— Start —
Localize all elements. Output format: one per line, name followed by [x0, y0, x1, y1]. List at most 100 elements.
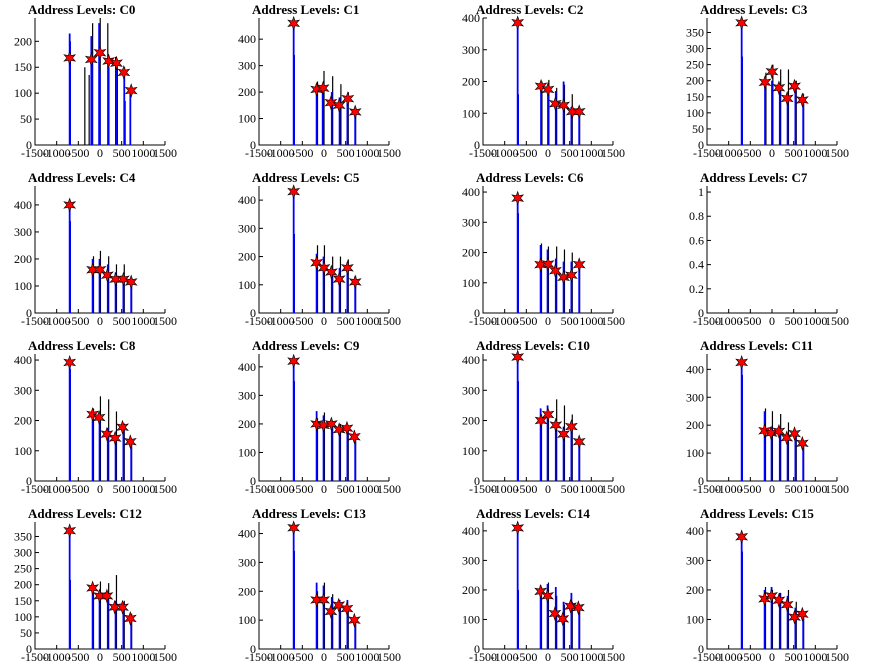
peak-marker: [511, 190, 525, 206]
y-tick-label: 0: [250, 642, 256, 656]
y-tick-label: 0: [698, 474, 704, 488]
peak-marker: [116, 599, 129, 615]
x-tick-label: 0: [321, 314, 327, 328]
peak-marker: [93, 262, 107, 278]
y-tick-label: 100: [238, 112, 256, 126]
peak-marker: [310, 255, 324, 271]
x-tick-label: -500: [515, 314, 537, 328]
x-tick-label: 0: [97, 482, 103, 496]
y-tick-label: 100: [238, 613, 256, 627]
chart-title: Address Levels: C1: [252, 2, 359, 17]
x-tick-label: 500: [337, 482, 355, 496]
y-tick-label: 100: [238, 445, 256, 459]
y-tick-label: 0.4: [689, 258, 704, 272]
y-tick-label: 50: [692, 122, 704, 136]
x-tick-label: 1500: [153, 650, 177, 664]
peak-marker: [795, 92, 809, 108]
histogram-svg: Address Levels: C3 0 50 100 150 200 250 300 350 -…: [686, 2, 849, 160]
peak-marker: [108, 430, 122, 446]
peak-marker: [548, 96, 562, 112]
histogram-svg: Address Levels: C15 0 100 200 300 400 -1500-10…: [686, 506, 849, 664]
x-tick-label: 1500: [825, 146, 849, 160]
x-tick-label: -1500: [245, 146, 273, 160]
y-tick-label: 300: [686, 390, 704, 404]
peak-marker: [287, 353, 301, 369]
x-tick-label: 1500: [601, 314, 625, 328]
x-tick-label: -1000: [491, 314, 519, 328]
x-tick-label: -500: [515, 650, 537, 664]
peak-marker: [348, 104, 362, 120]
x-tick-label: 500: [113, 146, 131, 160]
peak-marker: [541, 82, 555, 97]
x-tick-label: 0: [769, 146, 775, 160]
peak-marker: [534, 583, 548, 599]
x-tick-label: 0: [97, 314, 103, 328]
x-tick-label: -1500: [469, 650, 497, 664]
peak-marker: [84, 52, 98, 67]
x-tick-label: -500: [739, 146, 761, 160]
histogram-svg: Address Levels: C4 0 100 200 300 400 -1500-100…: [14, 170, 177, 328]
histogram-panel: Address Levels: C4 0 100 200 300 400 -1500 -100…: [0, 168, 224, 336]
x-tick-label: 0: [545, 146, 551, 160]
x-tick-label: 1500: [377, 314, 401, 328]
x-tick-label: 1000: [355, 650, 379, 664]
x-tick-label: -1500: [21, 146, 49, 160]
peak-marker: [557, 426, 571, 442]
peak-marker: [541, 588, 555, 604]
x-tick-label: -1000: [715, 314, 743, 328]
peak-marker: [758, 423, 772, 439]
x-tick-label: -1500: [469, 314, 497, 328]
y-tick-label: 400: [462, 353, 480, 367]
x-tick-label: -500: [291, 146, 313, 160]
x-tick-label: 1500: [601, 146, 625, 160]
peak-marker: [63, 197, 77, 213]
x-tick-label: 500: [561, 482, 579, 496]
peak-marker: [549, 417, 563, 433]
x-tick-label: -1000: [715, 146, 743, 160]
x-tick-label: 1000: [803, 314, 827, 328]
histogram-panel: Address Levels: C6 0 100 200 300 400 -1500 -100…: [448, 168, 672, 336]
y-tick-label: 100: [686, 612, 704, 626]
histogram-svg: Address Levels: C2 0 100 200 300 400 -1500-100…: [462, 2, 625, 160]
histogram-panel: Address Levels: C14 0 100 200 300 400 -1500 -10…: [448, 504, 672, 672]
x-tick-label: 1000: [803, 146, 827, 160]
peak-marker: [340, 260, 354, 276]
x-tick-label: -1000: [715, 650, 743, 664]
histogram-svg: Address Levels: C5 0 100 200 300 400 -1500-100…: [238, 170, 401, 328]
y-tick-label: 0: [26, 306, 32, 320]
y-tick-label: 250: [14, 562, 32, 576]
y-tick-label: 200: [14, 252, 32, 266]
peak-marker: [780, 597, 794, 613]
y-tick-label: 300: [14, 546, 32, 560]
x-tick-label: -500: [67, 482, 89, 496]
y-tick-label: 150: [14, 594, 32, 608]
x-tick-label: -1500: [21, 482, 49, 496]
histogram-svg: Address Levels: C9 0 100 200 300 400 -1500-100…: [238, 338, 401, 496]
x-tick-label: 0: [769, 650, 775, 664]
histogram-svg: Address Levels: C0 0 50 100 150 200 -1500-1000…: [14, 2, 177, 160]
y-tick-label: 300: [238, 555, 256, 569]
x-tick-label: 500: [113, 650, 131, 664]
peak-marker: [324, 604, 338, 619]
x-tick-label: -1500: [245, 314, 273, 328]
y-tick-label: 0: [474, 306, 480, 320]
y-tick-label: 200: [462, 583, 480, 597]
peak-marker: [564, 419, 578, 434]
y-tick-label: 200: [238, 85, 256, 99]
peak-marker: [332, 597, 346, 613]
chart-title: Address Levels: C0: [28, 2, 135, 17]
y-tick-label: 1: [698, 185, 704, 199]
x-tick-label: 0: [769, 314, 775, 328]
y-tick-label: 400: [462, 524, 480, 538]
x-tick-label: 500: [785, 482, 803, 496]
x-tick-label: -500: [291, 314, 313, 328]
y-tick-label: 400: [238, 527, 256, 541]
y-tick-label: 200: [238, 250, 256, 264]
y-tick-label: 0: [698, 642, 704, 656]
x-tick-label: -1500: [469, 482, 497, 496]
x-tick-label: -500: [739, 482, 761, 496]
y-tick-label: 0: [474, 138, 480, 152]
peak-marker: [124, 274, 138, 290]
x-tick-label: 1000: [355, 482, 379, 496]
y-tick-label: 300: [238, 221, 256, 235]
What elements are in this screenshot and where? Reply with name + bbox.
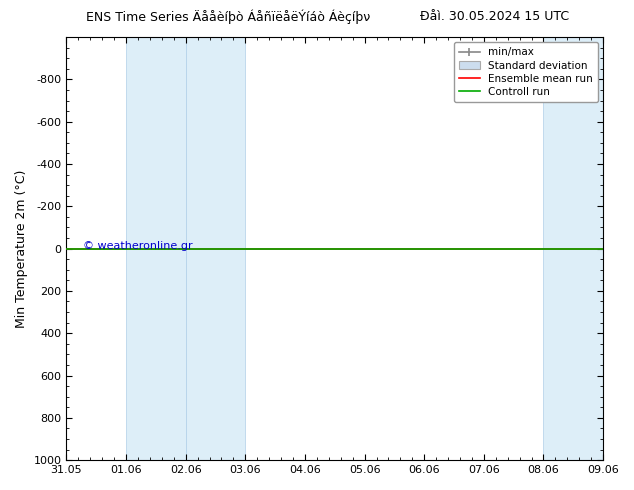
— End —
▶ _What to produce_
Swap every "peak-marker" in the material for "peak-point" and give the lines again with nothing else changed. Leave the pictures out.

▶ _Result_
Localize all elements. Output format: one per line, name followed by [x0, y0, x1, y1]. List at most 100 elements.
peak-point: [511, 190, 525, 206]
y-tick-label: 0: [250, 642, 256, 656]
y-tick-label: 0: [698, 474, 704, 488]
peak-point: [116, 599, 129, 615]
x-tick-label: 0: [321, 314, 327, 328]
peak-point: [93, 262, 107, 278]
y-tick-label: 100: [238, 112, 256, 126]
peak-point: [310, 255, 324, 271]
x-tick-label: -500: [515, 314, 537, 328]
x-tick-label: 0: [97, 482, 103, 496]
y-tick-label: 100: [238, 613, 256, 627]
chart-title: Address Levels: C1: [252, 2, 359, 17]
x-tick-label: 500: [337, 482, 355, 496]
y-tick-label: 100: [238, 445, 256, 459]
y-tick-label: 0.4: [689, 258, 704, 272]
y-tick-label: 50: [692, 122, 704, 136]
x-tick-label: 1500: [153, 650, 177, 664]
peak-point: [795, 92, 809, 108]
histogram-svg: Address Levels: C3 0 50 100 150 200 250 300 350 -…: [686, 2, 849, 160]
peak-point: [108, 430, 122, 446]
peak-point: [548, 96, 562, 112]
histogram-svg: Address Levels: C15 0 100 200 300 400 -1500-10…: [686, 506, 849, 664]
x-tick-label: 1500: [825, 146, 849, 160]
x-tick-label: -1500: [245, 146, 273, 160]
y-tick-label: 300: [686, 390, 704, 404]
peak-point: [287, 353, 301, 369]
x-tick-label: 1500: [601, 314, 625, 328]
x-tick-label: -1000: [491, 314, 519, 328]
x-tick-label: -500: [515, 650, 537, 664]
peak-point: [348, 104, 362, 120]
x-tick-label: 500: [113, 146, 131, 160]
peak-point: [541, 82, 555, 97]
x-tick-label: 0: [769, 146, 775, 160]
peak-point: [534, 583, 548, 599]
x-tick-label: 0: [97, 314, 103, 328]
x-tick-label: -1500: [469, 650, 497, 664]
peak-point: [84, 52, 98, 67]
x-tick-label: -500: [739, 146, 761, 160]
histogram-svg: Address Levels: C4 0 100 200 300 400 -1500-100…: [14, 170, 177, 328]
histogram-panel: Address Levels: C4 0 100 200 300 400 -1500 -100…: [0, 168, 224, 336]
x-tick-label: 0: [545, 146, 551, 160]
x-tick-label: 1500: [377, 314, 401, 328]
x-tick-label: 1000: [355, 650, 379, 664]
x-tick-label: -1500: [21, 146, 49, 160]
peak-point: [557, 426, 571, 442]
peak-point: [541, 588, 555, 604]
x-tick-label: -1000: [715, 314, 743, 328]
peak-point: [758, 423, 772, 439]
x-tick-label: -1500: [469, 314, 497, 328]
y-tick-label: 400: [462, 353, 480, 367]
x-tick-label: -500: [291, 146, 313, 160]
x-tick-label: 1500: [601, 146, 625, 160]
peak-point: [63, 197, 77, 213]
x-tick-label: 500: [561, 482, 579, 496]
peak-point: [549, 417, 563, 433]
x-tick-label: -1000: [715, 146, 743, 160]
x-tick-label: 1000: [803, 314, 827, 328]
histogram-panel: Address Levels: C6 0 100 200 300 400 -1500 -100…: [448, 168, 672, 336]
y-tick-label: 100: [686, 612, 704, 626]
histogram-svg: Address Levels: C2 0 100 200 300 400 -1500-100…: [462, 2, 625, 160]
histogram-panel: Address Levels: C14 0 100 200 300 400 -1500 -10…: [448, 504, 672, 672]
x-tick-label: 1000: [803, 146, 827, 160]
peak-point: [340, 260, 354, 276]
x-tick-label: -1000: [715, 650, 743, 664]
histogram-svg: Address Levels: C5 0 100 200 300 400 -1500-100…: [238, 170, 401, 328]
y-tick-label: 0: [26, 306, 32, 320]
y-tick-label: 250: [14, 562, 32, 576]
y-tick-label: 200: [14, 252, 32, 266]
peak-point: [780, 597, 794, 613]
y-tick-label: 300: [14, 546, 32, 560]
x-tick-label: -500: [67, 482, 89, 496]
y-tick-label: 150: [14, 594, 32, 608]
x-tick-label: -1500: [21, 482, 49, 496]
histogram-svg: Address Levels: C9 0 100 200 300 400 -1500-100…: [238, 338, 401, 496]
x-tick-label: 0: [769, 650, 775, 664]
histogram-svg: Address Levels: C0 0 50 100 150 200 -1500-1000…: [14, 2, 177, 160]
y-tick-label: 300: [238, 555, 256, 569]
x-tick-label: 500: [113, 650, 131, 664]
peak-point: [324, 604, 338, 619]
x-tick-label: -1500: [245, 314, 273, 328]
y-tick-label: 0: [474, 306, 480, 320]
y-tick-label: 200: [462, 583, 480, 597]
peak-point: [564, 419, 578, 434]
y-tick-label: 200: [238, 85, 256, 99]
peak-point: [332, 597, 346, 613]
chart-title: Address Levels: C0: [28, 2, 135, 17]
y-tick-label: 1: [698, 185, 704, 199]
x-tick-label: 0: [769, 314, 775, 328]
y-tick-label: 400: [462, 524, 480, 538]
x-tick-label: 500: [785, 482, 803, 496]
x-tick-label: -500: [291, 314, 313, 328]
y-tick-label: 400: [238, 527, 256, 541]
y-tick-label: 200: [238, 250, 256, 264]
y-tick-label: 0: [698, 642, 704, 656]
x-tick-label: -1500: [469, 482, 497, 496]
x-tick-label: -500: [739, 482, 761, 496]
y-tick-label: 0: [474, 138, 480, 152]
peak-point: [124, 274, 138, 290]
x-tick-label: 1000: [355, 482, 379, 496]
y-tick-label: 300: [238, 221, 256, 235]
What elements are in this screenshot and where? Reply with name + bbox.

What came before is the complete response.